**Set exercise**
Look through the listing for the word "background". Copy each line that has it.

[begin Exercise data]

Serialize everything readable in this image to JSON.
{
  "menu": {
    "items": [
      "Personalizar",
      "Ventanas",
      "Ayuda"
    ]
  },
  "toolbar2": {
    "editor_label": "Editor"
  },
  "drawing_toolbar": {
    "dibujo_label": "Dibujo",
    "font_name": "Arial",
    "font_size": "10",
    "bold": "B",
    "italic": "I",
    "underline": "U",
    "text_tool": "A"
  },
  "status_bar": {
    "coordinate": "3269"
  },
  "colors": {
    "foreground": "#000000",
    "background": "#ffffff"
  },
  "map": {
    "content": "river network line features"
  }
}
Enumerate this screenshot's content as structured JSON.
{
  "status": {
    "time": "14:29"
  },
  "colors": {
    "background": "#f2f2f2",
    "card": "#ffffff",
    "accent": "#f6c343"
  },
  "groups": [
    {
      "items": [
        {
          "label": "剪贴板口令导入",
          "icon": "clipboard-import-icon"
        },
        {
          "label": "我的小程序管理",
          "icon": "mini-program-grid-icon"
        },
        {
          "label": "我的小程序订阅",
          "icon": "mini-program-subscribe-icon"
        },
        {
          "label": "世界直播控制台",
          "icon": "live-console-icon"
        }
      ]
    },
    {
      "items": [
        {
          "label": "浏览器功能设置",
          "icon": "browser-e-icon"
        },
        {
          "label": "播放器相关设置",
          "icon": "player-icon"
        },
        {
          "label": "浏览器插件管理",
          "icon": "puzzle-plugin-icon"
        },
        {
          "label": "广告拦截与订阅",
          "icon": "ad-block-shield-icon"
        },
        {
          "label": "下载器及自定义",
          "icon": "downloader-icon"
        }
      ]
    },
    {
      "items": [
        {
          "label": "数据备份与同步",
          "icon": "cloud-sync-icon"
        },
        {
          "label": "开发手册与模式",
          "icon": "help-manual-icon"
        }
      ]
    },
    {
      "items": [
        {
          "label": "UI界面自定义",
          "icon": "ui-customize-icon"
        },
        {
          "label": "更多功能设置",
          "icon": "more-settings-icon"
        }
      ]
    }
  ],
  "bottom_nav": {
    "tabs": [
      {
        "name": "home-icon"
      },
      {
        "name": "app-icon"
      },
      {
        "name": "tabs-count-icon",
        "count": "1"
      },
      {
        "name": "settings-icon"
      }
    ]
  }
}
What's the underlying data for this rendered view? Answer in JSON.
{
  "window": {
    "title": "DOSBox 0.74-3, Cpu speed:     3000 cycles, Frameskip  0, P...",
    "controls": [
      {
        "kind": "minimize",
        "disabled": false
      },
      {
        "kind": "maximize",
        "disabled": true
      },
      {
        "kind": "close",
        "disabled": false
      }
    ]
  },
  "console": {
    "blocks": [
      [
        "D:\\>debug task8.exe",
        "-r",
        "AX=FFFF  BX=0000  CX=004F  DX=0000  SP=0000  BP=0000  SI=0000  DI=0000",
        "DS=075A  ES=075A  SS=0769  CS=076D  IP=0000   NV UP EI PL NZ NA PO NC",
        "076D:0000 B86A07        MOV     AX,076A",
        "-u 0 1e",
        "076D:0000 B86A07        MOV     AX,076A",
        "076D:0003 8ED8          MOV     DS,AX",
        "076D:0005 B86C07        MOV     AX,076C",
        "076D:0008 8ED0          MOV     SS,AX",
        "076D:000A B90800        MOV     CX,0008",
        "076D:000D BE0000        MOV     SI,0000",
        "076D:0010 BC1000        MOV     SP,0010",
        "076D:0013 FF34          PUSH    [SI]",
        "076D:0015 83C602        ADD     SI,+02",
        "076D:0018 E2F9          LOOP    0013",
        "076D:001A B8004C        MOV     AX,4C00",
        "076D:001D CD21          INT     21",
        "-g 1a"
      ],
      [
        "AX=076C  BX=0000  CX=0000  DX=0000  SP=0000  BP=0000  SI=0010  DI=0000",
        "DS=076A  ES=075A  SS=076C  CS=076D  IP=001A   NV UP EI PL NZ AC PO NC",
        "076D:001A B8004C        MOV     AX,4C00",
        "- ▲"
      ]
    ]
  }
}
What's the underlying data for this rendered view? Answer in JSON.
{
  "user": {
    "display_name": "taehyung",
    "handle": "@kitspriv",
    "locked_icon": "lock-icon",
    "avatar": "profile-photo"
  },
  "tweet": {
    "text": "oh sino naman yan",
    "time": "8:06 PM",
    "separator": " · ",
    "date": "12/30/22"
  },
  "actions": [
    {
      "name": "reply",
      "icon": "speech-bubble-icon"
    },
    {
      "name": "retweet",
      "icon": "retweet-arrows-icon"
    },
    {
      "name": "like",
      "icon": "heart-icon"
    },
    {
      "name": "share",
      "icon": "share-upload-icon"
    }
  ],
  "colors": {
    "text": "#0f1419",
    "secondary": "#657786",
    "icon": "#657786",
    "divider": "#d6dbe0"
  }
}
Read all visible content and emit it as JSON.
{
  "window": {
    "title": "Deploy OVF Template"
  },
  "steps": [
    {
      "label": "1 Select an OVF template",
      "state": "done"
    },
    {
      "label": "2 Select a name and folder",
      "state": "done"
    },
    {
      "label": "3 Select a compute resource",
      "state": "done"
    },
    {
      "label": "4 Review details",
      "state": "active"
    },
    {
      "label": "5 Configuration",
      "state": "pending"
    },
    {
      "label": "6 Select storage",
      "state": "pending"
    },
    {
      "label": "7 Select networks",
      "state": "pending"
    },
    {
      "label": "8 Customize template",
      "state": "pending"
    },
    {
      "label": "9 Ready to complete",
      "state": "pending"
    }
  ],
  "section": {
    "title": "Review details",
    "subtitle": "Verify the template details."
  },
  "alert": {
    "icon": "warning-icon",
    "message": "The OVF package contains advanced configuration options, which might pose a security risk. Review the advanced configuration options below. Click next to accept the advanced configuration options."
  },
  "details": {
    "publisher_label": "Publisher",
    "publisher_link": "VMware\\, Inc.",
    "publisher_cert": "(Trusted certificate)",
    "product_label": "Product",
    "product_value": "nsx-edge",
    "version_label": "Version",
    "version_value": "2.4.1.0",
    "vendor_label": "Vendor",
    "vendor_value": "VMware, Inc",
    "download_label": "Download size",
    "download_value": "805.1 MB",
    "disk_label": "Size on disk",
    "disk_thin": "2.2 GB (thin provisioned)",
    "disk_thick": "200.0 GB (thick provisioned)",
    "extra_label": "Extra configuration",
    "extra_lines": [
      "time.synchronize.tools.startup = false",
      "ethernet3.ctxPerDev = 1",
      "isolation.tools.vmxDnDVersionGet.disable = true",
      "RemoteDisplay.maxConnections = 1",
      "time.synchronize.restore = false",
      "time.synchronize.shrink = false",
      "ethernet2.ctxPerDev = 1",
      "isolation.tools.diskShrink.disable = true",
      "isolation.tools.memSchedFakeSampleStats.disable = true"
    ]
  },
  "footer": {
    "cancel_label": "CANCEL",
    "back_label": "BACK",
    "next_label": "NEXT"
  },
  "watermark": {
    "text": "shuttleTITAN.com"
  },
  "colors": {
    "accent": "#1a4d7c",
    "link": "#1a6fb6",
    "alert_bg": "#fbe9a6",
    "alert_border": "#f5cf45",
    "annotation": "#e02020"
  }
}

[end Exercise data]

**Response below**
    "background": "#ffffff"
    "background": "#f2f2f2",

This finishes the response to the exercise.